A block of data
====

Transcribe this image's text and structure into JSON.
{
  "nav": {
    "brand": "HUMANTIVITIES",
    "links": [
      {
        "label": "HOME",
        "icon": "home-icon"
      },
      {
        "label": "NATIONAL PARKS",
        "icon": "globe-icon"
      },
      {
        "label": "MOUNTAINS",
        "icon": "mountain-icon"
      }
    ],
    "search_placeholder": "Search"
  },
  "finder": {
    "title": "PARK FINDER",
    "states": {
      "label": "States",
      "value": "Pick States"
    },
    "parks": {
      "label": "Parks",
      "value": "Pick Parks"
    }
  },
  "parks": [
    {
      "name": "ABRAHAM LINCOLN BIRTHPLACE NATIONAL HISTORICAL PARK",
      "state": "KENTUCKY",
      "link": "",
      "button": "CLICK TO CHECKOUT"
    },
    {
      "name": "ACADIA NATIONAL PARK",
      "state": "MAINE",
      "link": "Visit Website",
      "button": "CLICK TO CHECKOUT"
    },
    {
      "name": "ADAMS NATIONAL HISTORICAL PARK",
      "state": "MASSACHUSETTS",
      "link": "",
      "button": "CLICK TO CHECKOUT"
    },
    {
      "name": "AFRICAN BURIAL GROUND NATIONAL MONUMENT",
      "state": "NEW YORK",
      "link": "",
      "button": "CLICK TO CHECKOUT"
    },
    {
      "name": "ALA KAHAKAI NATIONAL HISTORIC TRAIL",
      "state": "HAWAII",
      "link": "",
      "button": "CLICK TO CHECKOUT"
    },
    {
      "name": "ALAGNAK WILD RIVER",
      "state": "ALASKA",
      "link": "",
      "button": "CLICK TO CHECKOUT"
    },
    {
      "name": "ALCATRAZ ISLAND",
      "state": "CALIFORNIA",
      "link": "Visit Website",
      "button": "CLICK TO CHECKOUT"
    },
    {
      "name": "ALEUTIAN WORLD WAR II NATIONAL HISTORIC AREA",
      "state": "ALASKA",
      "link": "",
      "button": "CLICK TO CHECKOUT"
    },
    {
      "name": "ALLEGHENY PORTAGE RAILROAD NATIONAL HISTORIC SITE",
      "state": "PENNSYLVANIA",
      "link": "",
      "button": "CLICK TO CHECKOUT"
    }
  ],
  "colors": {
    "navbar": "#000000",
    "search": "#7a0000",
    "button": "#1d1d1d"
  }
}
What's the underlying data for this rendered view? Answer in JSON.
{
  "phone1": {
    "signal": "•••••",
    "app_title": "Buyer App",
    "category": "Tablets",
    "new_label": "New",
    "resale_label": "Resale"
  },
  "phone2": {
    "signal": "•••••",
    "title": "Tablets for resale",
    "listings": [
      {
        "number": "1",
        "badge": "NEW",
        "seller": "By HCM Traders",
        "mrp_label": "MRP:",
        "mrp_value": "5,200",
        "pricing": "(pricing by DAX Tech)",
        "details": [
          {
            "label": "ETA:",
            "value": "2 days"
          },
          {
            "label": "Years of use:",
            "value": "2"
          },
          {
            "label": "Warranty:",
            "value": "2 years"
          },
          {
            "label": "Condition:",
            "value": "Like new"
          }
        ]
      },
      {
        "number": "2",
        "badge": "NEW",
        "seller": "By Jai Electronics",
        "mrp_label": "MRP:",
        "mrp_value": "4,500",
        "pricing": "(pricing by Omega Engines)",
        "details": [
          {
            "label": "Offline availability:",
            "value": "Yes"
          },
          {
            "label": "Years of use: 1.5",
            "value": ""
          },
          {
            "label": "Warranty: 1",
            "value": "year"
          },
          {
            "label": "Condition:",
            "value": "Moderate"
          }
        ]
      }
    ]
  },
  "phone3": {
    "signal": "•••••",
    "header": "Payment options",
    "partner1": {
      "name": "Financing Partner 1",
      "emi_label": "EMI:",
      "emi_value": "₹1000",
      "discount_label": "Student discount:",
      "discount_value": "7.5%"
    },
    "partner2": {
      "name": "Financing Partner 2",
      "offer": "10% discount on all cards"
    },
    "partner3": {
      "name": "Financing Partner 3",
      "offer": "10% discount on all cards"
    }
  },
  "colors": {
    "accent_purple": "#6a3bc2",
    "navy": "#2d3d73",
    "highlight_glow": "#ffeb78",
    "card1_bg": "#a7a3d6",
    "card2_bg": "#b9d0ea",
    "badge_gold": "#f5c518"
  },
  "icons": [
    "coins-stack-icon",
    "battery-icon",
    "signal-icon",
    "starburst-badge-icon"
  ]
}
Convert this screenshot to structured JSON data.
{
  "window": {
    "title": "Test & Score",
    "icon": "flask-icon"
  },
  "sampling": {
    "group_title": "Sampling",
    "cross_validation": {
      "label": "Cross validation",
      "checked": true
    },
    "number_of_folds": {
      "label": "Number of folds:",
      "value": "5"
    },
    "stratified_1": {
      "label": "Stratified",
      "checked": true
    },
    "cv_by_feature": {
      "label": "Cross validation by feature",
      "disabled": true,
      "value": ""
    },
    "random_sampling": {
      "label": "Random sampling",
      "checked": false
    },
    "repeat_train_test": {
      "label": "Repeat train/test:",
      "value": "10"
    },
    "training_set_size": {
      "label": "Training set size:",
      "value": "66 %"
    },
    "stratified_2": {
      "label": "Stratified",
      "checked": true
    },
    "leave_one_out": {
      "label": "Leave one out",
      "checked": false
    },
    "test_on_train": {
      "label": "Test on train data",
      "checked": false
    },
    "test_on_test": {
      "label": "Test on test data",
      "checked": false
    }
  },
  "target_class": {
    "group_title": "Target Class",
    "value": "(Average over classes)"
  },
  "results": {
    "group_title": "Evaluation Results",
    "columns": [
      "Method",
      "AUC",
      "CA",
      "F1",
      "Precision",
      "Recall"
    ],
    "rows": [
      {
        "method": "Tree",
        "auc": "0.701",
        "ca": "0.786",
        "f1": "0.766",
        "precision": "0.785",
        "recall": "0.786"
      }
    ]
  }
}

====

Nothing but the lines from the one with "Convert this screenshot" through the end of the data above should be repeated, each exactly as it stands.

Convert this screenshot to structured JSON data.
{
  "window": {
    "title": "Test & Score",
    "icon": "flask-icon"
  },
  "sampling": {
    "group_title": "Sampling",
    "cross_validation": {
      "label": "Cross validation",
      "checked": true
    },
    "number_of_folds": {
      "label": "Number of folds:",
      "value": "5"
    },
    "stratified_1": {
      "label": "Stratified",
      "checked": true
    },
    "cv_by_feature": {
      "label": "Cross validation by feature",
      "disabled": true,
      "value": ""
    },
    "random_sampling": {
      "label": "Random sampling",
      "checked": false
    },
    "repeat_train_test": {
      "label": "Repeat train/test:",
      "value": "10"
    },
    "training_set_size": {
      "label": "Training set size:",
      "value": "66 %"
    },
    "stratified_2": {
      "label": "Stratified",
      "checked": true
    },
    "leave_one_out": {
      "label": "Leave one out",
      "checked": false
    },
    "test_on_train": {
      "label": "Test on train data",
      "checked": false
    },
    "test_on_test": {
      "label": "Test on test data",
      "checked": false
    }
  },
  "target_class": {
    "group_title": "Target Class",
    "value": "(Average over classes)"
  },
  "results": {
    "group_title": "Evaluation Results",
    "columns": [
      "Method",
      "AUC",
      "CA",
      "F1",
      "Precision",
      "Recall"
    ],
    "rows": [
      {
        "method": "Tree",
        "auc": "0.701",
        "ca": "0.786",
        "f1": "0.766",
        "precision": "0.785",
        "recall": "0.786"
      }
    ]
  }
}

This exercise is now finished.